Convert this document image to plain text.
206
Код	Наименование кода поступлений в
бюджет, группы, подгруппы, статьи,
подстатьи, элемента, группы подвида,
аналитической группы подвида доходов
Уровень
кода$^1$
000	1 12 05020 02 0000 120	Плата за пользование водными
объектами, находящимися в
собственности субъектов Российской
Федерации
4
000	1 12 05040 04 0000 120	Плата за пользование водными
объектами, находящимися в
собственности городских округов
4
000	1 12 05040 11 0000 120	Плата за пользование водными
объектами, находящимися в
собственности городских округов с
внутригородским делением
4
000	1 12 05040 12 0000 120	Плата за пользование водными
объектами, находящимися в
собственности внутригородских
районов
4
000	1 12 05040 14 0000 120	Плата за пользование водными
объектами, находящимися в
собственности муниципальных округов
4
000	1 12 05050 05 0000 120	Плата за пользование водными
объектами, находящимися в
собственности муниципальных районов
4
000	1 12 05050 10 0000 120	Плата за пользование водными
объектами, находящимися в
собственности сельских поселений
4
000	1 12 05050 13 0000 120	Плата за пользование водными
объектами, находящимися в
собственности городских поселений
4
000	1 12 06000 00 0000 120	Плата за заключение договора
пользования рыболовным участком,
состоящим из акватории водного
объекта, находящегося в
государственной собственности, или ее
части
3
★ ★ ★ ★ ★
◆ Objective:
Extract, word for word, each line of the listing above.

◆ Reply to the exercise:
Convert this document image to plain text.
206
Код	Наименование кода поступлений в
бюджет, группы, подгруппы, статьи,
подстатьи, элемента, группы подвида,
аналитической группы подвида доходов
Уровень
кода$^1$
000	1 12 05020 02 0000 120	Плата за пользование водными
объектами, находящимися в
собственности субъектов Российской
Федерации
4
000	1 12 05040 04 0000 120	Плата за пользование водными
объектами, находящимися в
собственности городских округов
4
000	1 12 05040 11 0000 120	Плата за пользование водными
объектами, находящимися в
собственности городских округов с
внутригородским делением
4
000	1 12 05040 12 0000 120	Плата за пользование водными
объектами, находящимися в
собственности внутригородских
районов
4
000	1 12 05040 14 0000 120	Плата за пользование водными
объектами, находящимися в
собственности муниципальных округов
4
000	1 12 05050 05 0000 120	Плата за пользование водными
объектами, находящимися в
собственности муниципальных районов
4
000	1 12 05050 10 0000 120	Плата за пользование водными
объектами, находящимися в
собственности сельских поселений
4
000	1 12 05050 13 0000 120	Плата за пользование водными
объектами, находящимися в
собственности городских поселений
4
000	1 12 06000 00 0000 120	Плата за заключение договора
пользования рыболовным участком,
состоящим из акватории водного
объекта, находящегося в
государственной собственности, или ее
части
3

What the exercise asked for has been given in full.